#### Problem:
Copy out exactly the lines from the one with "Read all visible content and emit it as JSON." through the last line of the listing below, both included, but none of the pictures.

#### Record extracts:
····················
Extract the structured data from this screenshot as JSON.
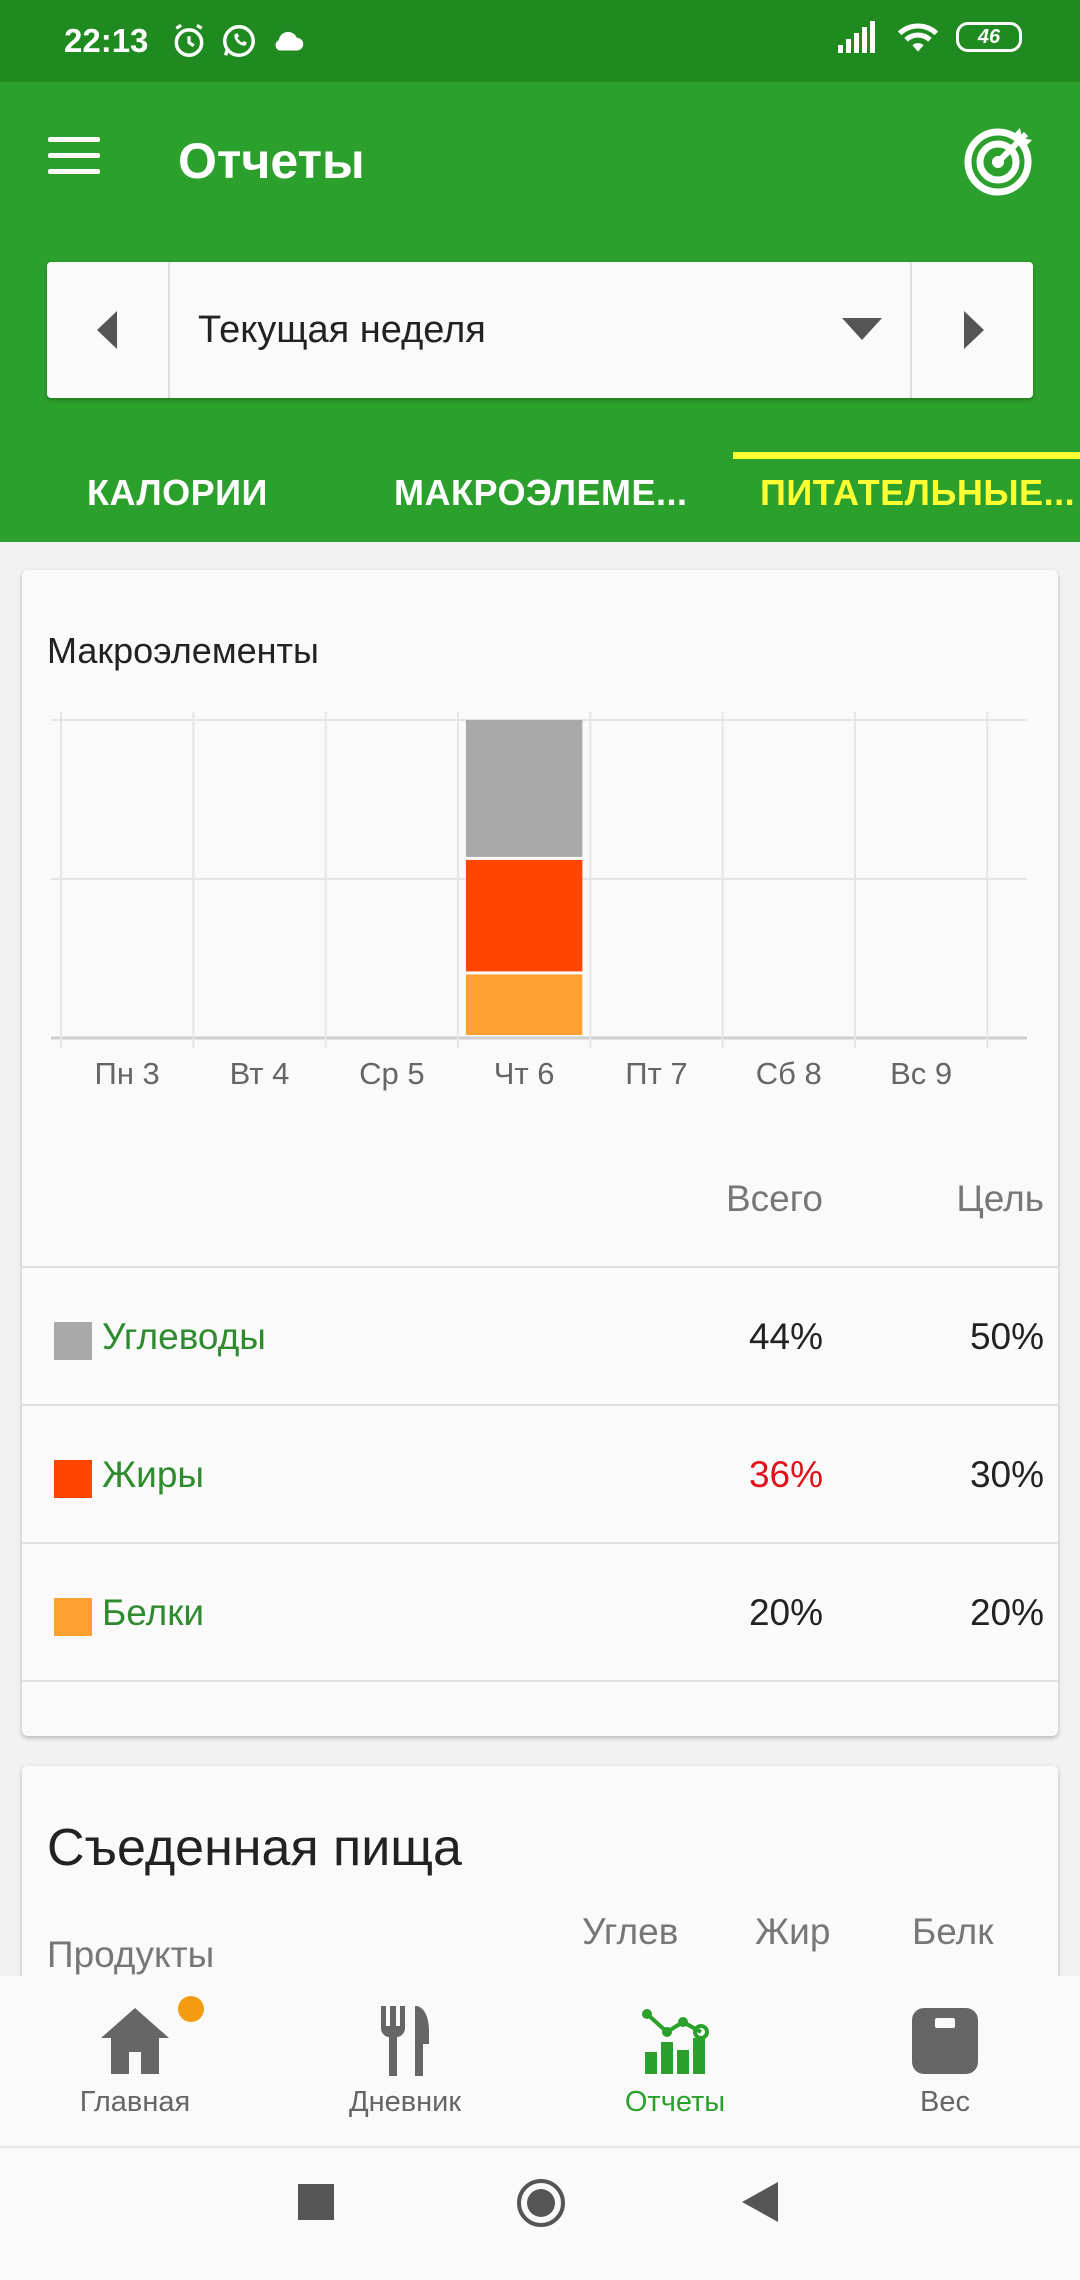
{
  "status_bar": {
    "time": "22:13",
    "battery": "46",
    "icons": [
      "alarm-icon",
      "whatsapp-icon",
      "cloud-icon",
      "signal-icon",
      "wifi-icon",
      "battery-icon"
    ]
  },
  "app_bar": {
    "title": "Отчеты",
    "week_label": "Текущая неделя"
  },
  "tabs": [
    {
      "label": "КАЛОРИИ",
      "active": false
    },
    {
      "label": "МАКРОЭЛЕМЕ...",
      "active": false
    },
    {
      "label": "ПИТАТЕЛЬНЫЕ...",
      "active": true
    }
  ],
  "macro_card": {
    "title": "Макроэлементы",
    "header_total": "Всего",
    "header_goal": "Цель",
    "rows": [
      {
        "label": "Углеводы",
        "total": "44%",
        "goal": "50%",
        "color": "#a9a9a9",
        "total_color": "#222222"
      },
      {
        "label": "Жиры",
        "total": "36%",
        "goal": "30%",
        "color": "#ff4500",
        "total_color": "#e0101a"
      },
      {
        "label": "Белки",
        "total": "20%",
        "goal": "20%",
        "color": "#ffa033",
        "total_color": "#222222"
      }
    ]
  },
  "chart_data": {
    "type": "bar",
    "stacked": true,
    "categories": [
      "Пн 3",
      "Вт 4",
      "Ср 5",
      "Чт 6",
      "Пт 7",
      "Сб 8",
      "Вс 9"
    ],
    "series": [
      {
        "name": "Белки",
        "color": "#ffa033",
        "values": [
          0,
          0,
          0,
          20,
          0,
          0,
          0
        ]
      },
      {
        "name": "Жиры",
        "color": "#ff4500",
        "values": [
          0,
          0,
          0,
          36,
          0,
          0,
          0
        ]
      },
      {
        "name": "Углеводы",
        "color": "#a9a9a9",
        "values": [
          0,
          0,
          0,
          44,
          0,
          0,
          0
        ]
      }
    ],
    "ylim": [
      0,
      100
    ],
    "grid": true
  },
  "food_card": {
    "title": "Съеденная пища",
    "col_products": "Продукты",
    "col_carbs": "Углев",
    "col_fat": "Жир",
    "col_protein": "Белк"
  },
  "bottom_nav": [
    {
      "label": "Главная",
      "icon": "home-icon",
      "active": false,
      "badge": true
    },
    {
      "label": "Дневник",
      "icon": "fork-knife-icon",
      "active": false,
      "badge": false
    },
    {
      "label": "Отчеты",
      "icon": "chart-icon",
      "active": true,
      "badge": false
    },
    {
      "label": "Вес",
      "icon": "scale-icon",
      "active": false,
      "badge": false
    }
  ],
  "colors": {
    "primary": "#2ca02c",
    "status_bar": "#1f8a1f",
    "tab_active": "#ffff33",
    "accent_badge": "#f39c12"
  }
}
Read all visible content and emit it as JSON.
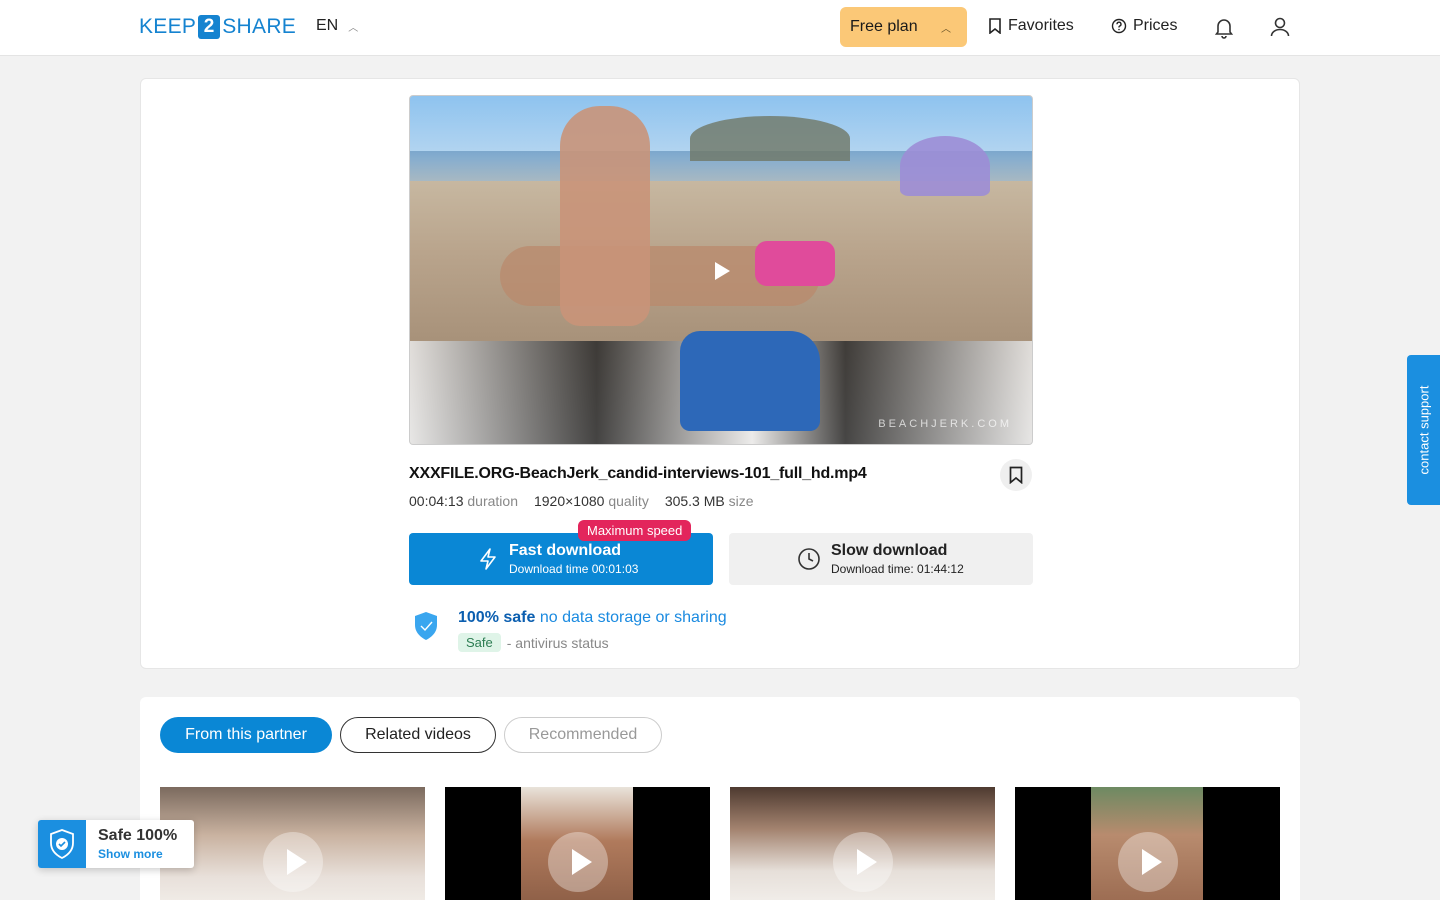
{
  "header": {
    "logo_left": "KEEP",
    "logo_mid": "2",
    "logo_right": "SHARE",
    "language": "EN",
    "plan_label": "Free plan",
    "favorites_label": "Favorites",
    "prices_label": "Prices"
  },
  "file": {
    "name": "XXXFILE.ORG-BeachJerk_candid-interviews-101_full_hd.mp4",
    "duration_value": "00:04:13",
    "duration_label": "duration",
    "quality_value": "1920×1080",
    "quality_label": "quality",
    "size_value": "305.3 MB",
    "size_label": "size",
    "watermark": "BEACHJERK.COM"
  },
  "download": {
    "fast_title": "Fast download",
    "fast_sub": "Download time 00:01:03",
    "badge": "Maximum speed",
    "slow_title": "Slow download",
    "slow_sub": "Download time: 01:44:12"
  },
  "safety": {
    "bold": "100% safe",
    "link": "no data storage or sharing",
    "pill": "Safe",
    "status": "- antivirus status"
  },
  "tabs": [
    "From this partner",
    "Related videos",
    "Recommended"
  ],
  "support_label": "contact support",
  "safe_badge": {
    "title": "Safe 100%",
    "link": "Show more"
  },
  "colors": {
    "accent": "#0a87d5",
    "plan": "#fbc877",
    "badge": "#e3255c"
  }
}
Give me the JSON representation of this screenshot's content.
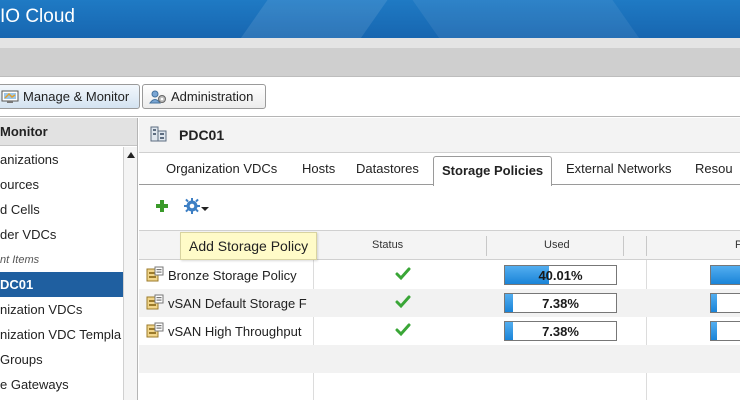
····················
#### Task answer:
Read all visible content and emit it as JSON.
{
  "header": {
    "logo_left": "KEEP",
    "logo_mid": "2",
    "logo_right": "SHARE",
    "language": "EN",
    "plan_label": "Free plan",
    "favorites_label": "Favorites",
    "prices_label": "Prices"
  },
  "file": {
    "name": "XXXFILE.ORG-BeachJerk_candid-interviews-101_full_hd.mp4",
    "duration_value": "00:04:13",
    "duration_label": "duration",
    "quality_value": "1920×1080",
    "quality_label": "quality",
    "size_value": "305.3 MB",
    "size_label": "size",
    "watermark": "BEACHJERK.COM"
  },
  "download": {
    "fast_title": "Fast download",
    "fast_sub": "Download time 00:01:03",
    "badge": "Maximum speed",
    "slow_title": "Slow download",
    "slow_sub": "Download time: 01:44:12"
  },
  "safety": {
    "bold": "100% safe",
    "link": "no data storage or sharing",
    "pill": "Safe",
    "status": "- antivirus status"
  },
  "tabs": [
    "From this partner",
    "Related videos",
    "Recommended"
  ],
  "support_label": "contact support",
  "safe_badge": {
    "title": "Safe 100%",
    "link": "Show more"
  },
  "colors": {
    "accent": "#0a87d5",
    "plan": "#fbc877",
    "badge": "#e3255c"
  }
}
Give me the JSON representation of this screenshot's content.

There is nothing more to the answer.